# [The problem]
Copy out all of the material exactly as presented.

Structured figure records:
--
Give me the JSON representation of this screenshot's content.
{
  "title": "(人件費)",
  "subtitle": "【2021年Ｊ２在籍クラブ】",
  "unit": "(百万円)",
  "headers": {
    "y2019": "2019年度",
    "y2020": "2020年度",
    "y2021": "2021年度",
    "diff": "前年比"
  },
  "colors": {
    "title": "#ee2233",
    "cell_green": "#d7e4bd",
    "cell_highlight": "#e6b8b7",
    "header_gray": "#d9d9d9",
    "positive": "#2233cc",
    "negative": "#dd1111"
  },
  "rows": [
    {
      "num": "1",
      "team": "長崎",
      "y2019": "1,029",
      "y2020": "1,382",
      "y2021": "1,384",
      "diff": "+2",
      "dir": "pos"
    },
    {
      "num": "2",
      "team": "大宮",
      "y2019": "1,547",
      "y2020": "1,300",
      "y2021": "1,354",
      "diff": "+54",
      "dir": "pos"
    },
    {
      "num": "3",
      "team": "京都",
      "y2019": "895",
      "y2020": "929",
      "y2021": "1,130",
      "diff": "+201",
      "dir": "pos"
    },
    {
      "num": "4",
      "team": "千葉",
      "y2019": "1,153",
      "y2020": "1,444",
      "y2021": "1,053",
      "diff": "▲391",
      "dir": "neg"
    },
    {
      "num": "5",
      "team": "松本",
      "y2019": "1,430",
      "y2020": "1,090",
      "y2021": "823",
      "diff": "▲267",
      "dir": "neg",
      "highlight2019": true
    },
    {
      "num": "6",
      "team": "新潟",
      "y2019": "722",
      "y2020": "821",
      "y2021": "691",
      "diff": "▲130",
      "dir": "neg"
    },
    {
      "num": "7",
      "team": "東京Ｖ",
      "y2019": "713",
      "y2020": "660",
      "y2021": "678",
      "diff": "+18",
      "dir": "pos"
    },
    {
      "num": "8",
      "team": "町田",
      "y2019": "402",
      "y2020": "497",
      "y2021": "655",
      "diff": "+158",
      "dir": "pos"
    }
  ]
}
--
# [Output for this exercise]
Give me the JSON representation of this screenshot's content.
{
  "title": "(人件費)",
  "subtitle": "【2021年Ｊ２在籍クラブ】",
  "unit": "(百万円)",
  "headers": {
    "y2019": "2019年度",
    "y2020": "2020年度",
    "y2021": "2021年度",
    "diff": "前年比"
  },
  "colors": {
    "title": "#ee2233",
    "cell_green": "#d7e4bd",
    "cell_highlight": "#e6b8b7",
    "header_gray": "#d9d9d9",
    "positive": "#2233cc",
    "negative": "#dd1111"
  },
  "rows": [
    {
      "num": "1",
      "team": "長崎",
      "y2019": "1,029",
      "y2020": "1,382",
      "y2021": "1,384",
      "diff": "+2",
      "dir": "pos"
    },
    {
      "num": "2",
      "team": "大宮",
      "y2019": "1,547",
      "y2020": "1,300",
      "y2021": "1,354",
      "diff": "+54",
      "dir": "pos"
    },
    {
      "num": "3",
      "team": "京都",
      "y2019": "895",
      "y2020": "929",
      "y2021": "1,130",
      "diff": "+201",
      "dir": "pos"
    },
    {
      "num": "4",
      "team": "千葉",
      "y2019": "1,153",
      "y2020": "1,444",
      "y2021": "1,053",
      "diff": "▲391",
      "dir": "neg"
    },
    {
      "num": "5",
      "team": "松本",
      "y2019": "1,430",
      "y2020": "1,090",
      "y2021": "823",
      "diff": "▲267",
      "dir": "neg",
      "highlight2019": true
    },
    {
      "num": "6",
      "team": "新潟",
      "y2019": "722",
      "y2020": "821",
      "y2021": "691",
      "diff": "▲130",
      "dir": "neg"
    },
    {
      "num": "7",
      "team": "東京Ｖ",
      "y2019": "713",
      "y2020": "660",
      "y2021": "678",
      "diff": "+18",
      "dir": "pos"
    },
    {
      "num": "8",
      "team": "町田",
      "y2019": "402",
      "y2020": "497",
      "y2021": "655",
      "diff": "+158",
      "dir": "pos"
    }
  ]
}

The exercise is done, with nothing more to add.